- **Exercise instructions**
All of the material below is to be restated word for word, apart from the pictures.
================
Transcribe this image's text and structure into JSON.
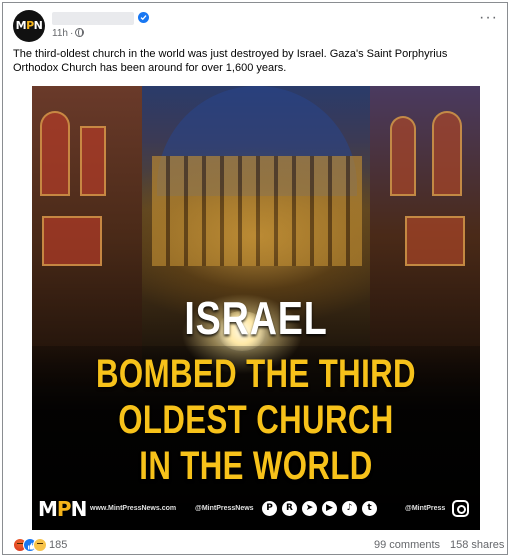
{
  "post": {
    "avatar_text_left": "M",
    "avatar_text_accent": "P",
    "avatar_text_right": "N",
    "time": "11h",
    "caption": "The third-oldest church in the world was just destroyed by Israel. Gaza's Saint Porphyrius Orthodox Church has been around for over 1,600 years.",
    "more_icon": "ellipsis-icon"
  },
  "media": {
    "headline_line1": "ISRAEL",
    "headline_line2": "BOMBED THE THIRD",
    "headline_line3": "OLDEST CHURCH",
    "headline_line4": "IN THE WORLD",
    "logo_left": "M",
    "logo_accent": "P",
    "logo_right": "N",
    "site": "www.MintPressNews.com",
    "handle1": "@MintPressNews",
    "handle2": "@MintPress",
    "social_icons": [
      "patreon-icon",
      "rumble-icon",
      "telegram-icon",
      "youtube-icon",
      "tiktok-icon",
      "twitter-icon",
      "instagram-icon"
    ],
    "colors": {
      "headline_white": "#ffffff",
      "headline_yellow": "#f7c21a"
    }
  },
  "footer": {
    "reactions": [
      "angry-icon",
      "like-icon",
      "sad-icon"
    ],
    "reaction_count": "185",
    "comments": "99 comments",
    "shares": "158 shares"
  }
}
================
- **Exercise solution**
Transcribe this image's text and structure into JSON.
{
  "post": {
    "avatar_text_left": "M",
    "avatar_text_accent": "P",
    "avatar_text_right": "N",
    "time": "11h",
    "caption": "The third-oldest church in the world was just destroyed by Israel. Gaza's Saint Porphyrius Orthodox Church has been around for over 1,600 years.",
    "more_icon": "ellipsis-icon"
  },
  "media": {
    "headline_line1": "ISRAEL",
    "headline_line2": "BOMBED THE THIRD",
    "headline_line3": "OLDEST CHURCH",
    "headline_line4": "IN THE WORLD",
    "logo_left": "M",
    "logo_accent": "P",
    "logo_right": "N",
    "site": "www.MintPressNews.com",
    "handle1": "@MintPressNews",
    "handle2": "@MintPress",
    "social_icons": [
      "patreon-icon",
      "rumble-icon",
      "telegram-icon",
      "youtube-icon",
      "tiktok-icon",
      "twitter-icon",
      "instagram-icon"
    ],
    "colors": {
      "headline_white": "#ffffff",
      "headline_yellow": "#f7c21a"
    }
  },
  "footer": {
    "reactions": [
      "angry-icon",
      "like-icon",
      "sad-icon"
    ],
    "reaction_count": "185",
    "comments": "99 comments",
    "shares": "158 shares"
  }
}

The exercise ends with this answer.